■ EXERCISE PROMPT
Pull every line with the word "from" out of the entries below.

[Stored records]
***

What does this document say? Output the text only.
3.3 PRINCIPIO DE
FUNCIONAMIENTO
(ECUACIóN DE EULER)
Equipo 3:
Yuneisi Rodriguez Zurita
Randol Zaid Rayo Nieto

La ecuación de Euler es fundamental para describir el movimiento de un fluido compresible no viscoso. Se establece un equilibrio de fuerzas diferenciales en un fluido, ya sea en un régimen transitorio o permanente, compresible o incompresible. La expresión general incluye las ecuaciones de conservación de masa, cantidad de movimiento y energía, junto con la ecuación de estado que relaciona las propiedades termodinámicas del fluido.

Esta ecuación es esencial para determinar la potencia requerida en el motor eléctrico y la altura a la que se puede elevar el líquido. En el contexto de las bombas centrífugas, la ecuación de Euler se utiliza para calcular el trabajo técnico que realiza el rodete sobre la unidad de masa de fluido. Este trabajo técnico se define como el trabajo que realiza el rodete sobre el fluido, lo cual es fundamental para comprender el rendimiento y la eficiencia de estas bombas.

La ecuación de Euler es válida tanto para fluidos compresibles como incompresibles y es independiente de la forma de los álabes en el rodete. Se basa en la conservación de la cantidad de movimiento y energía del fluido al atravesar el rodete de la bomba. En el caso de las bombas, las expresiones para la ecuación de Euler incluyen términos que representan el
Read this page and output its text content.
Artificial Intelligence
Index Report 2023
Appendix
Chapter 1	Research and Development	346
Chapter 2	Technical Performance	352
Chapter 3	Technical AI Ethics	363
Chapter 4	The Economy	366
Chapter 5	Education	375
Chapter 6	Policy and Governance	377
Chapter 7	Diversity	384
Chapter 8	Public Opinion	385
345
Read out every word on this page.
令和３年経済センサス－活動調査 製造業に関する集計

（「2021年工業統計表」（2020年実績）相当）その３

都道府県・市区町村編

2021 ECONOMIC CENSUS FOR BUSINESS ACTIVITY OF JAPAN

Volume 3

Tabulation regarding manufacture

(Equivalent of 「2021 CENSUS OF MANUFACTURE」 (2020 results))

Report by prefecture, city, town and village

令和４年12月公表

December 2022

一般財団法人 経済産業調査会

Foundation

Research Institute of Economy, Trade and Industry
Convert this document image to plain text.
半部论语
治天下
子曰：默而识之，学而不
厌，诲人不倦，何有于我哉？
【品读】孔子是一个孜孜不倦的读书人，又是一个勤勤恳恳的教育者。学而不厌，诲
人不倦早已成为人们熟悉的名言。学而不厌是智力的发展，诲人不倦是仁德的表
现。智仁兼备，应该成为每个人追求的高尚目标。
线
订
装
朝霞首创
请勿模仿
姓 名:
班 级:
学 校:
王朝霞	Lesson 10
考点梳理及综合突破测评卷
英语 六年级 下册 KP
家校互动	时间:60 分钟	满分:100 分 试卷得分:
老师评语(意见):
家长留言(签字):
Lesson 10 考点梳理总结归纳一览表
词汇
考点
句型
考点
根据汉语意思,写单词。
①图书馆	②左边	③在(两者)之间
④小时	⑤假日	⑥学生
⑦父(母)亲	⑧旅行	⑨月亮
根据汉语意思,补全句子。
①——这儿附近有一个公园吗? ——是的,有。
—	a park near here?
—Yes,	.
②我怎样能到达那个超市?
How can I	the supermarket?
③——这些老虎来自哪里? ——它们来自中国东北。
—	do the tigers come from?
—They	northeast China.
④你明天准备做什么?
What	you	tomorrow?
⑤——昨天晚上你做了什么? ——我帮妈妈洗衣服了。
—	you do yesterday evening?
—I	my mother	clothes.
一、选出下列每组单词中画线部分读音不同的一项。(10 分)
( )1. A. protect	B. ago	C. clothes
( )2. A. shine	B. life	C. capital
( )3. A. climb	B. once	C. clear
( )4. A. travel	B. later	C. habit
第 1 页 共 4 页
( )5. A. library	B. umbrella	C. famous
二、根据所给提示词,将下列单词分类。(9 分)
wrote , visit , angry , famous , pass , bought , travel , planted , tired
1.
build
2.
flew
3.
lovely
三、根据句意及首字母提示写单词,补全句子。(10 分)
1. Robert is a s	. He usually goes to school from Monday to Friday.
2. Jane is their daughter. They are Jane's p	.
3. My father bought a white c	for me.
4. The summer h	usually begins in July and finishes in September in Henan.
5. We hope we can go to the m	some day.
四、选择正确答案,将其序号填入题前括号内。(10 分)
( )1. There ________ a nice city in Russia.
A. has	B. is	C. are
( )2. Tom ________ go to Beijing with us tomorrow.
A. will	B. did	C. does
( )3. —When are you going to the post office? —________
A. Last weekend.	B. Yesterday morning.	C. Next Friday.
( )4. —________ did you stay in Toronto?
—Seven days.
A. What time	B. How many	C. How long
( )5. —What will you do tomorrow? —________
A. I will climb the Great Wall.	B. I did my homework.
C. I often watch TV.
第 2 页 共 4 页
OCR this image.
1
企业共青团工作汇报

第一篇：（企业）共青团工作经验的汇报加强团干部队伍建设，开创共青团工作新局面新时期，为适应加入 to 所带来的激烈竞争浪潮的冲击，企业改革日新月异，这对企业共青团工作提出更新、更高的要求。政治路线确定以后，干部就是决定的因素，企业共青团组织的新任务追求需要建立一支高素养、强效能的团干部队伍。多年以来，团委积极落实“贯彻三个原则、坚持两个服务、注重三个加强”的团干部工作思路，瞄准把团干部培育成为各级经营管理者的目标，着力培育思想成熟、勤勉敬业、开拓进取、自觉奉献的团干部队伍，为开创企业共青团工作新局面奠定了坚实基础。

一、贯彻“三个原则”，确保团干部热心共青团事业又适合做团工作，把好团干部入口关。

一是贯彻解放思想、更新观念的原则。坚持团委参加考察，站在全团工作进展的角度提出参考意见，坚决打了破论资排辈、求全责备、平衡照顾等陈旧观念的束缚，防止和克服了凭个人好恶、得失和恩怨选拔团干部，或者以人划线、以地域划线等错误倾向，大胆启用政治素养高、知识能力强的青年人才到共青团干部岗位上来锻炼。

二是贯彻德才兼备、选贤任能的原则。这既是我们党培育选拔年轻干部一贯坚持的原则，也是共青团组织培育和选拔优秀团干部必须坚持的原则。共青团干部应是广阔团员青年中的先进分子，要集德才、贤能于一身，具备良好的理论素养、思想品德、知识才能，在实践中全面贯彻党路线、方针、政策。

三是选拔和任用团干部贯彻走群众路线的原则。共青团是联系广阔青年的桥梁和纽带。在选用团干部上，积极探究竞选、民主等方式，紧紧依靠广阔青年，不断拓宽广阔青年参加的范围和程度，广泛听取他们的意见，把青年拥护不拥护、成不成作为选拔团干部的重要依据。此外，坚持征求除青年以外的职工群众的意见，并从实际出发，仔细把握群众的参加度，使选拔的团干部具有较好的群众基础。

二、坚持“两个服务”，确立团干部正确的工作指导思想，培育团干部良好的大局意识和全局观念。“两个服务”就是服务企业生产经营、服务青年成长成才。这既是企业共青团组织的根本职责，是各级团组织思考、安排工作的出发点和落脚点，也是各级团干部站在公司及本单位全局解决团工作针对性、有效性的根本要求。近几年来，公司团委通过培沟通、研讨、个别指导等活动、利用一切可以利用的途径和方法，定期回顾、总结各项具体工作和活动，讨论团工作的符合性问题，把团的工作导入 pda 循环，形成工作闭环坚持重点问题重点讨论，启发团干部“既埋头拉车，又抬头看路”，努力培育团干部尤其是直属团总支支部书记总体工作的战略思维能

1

***

■ WRITTEN RESPONSE
—	do the tigers come from?
1. Robert is a s	. He usually goes to school from Monday to Friday.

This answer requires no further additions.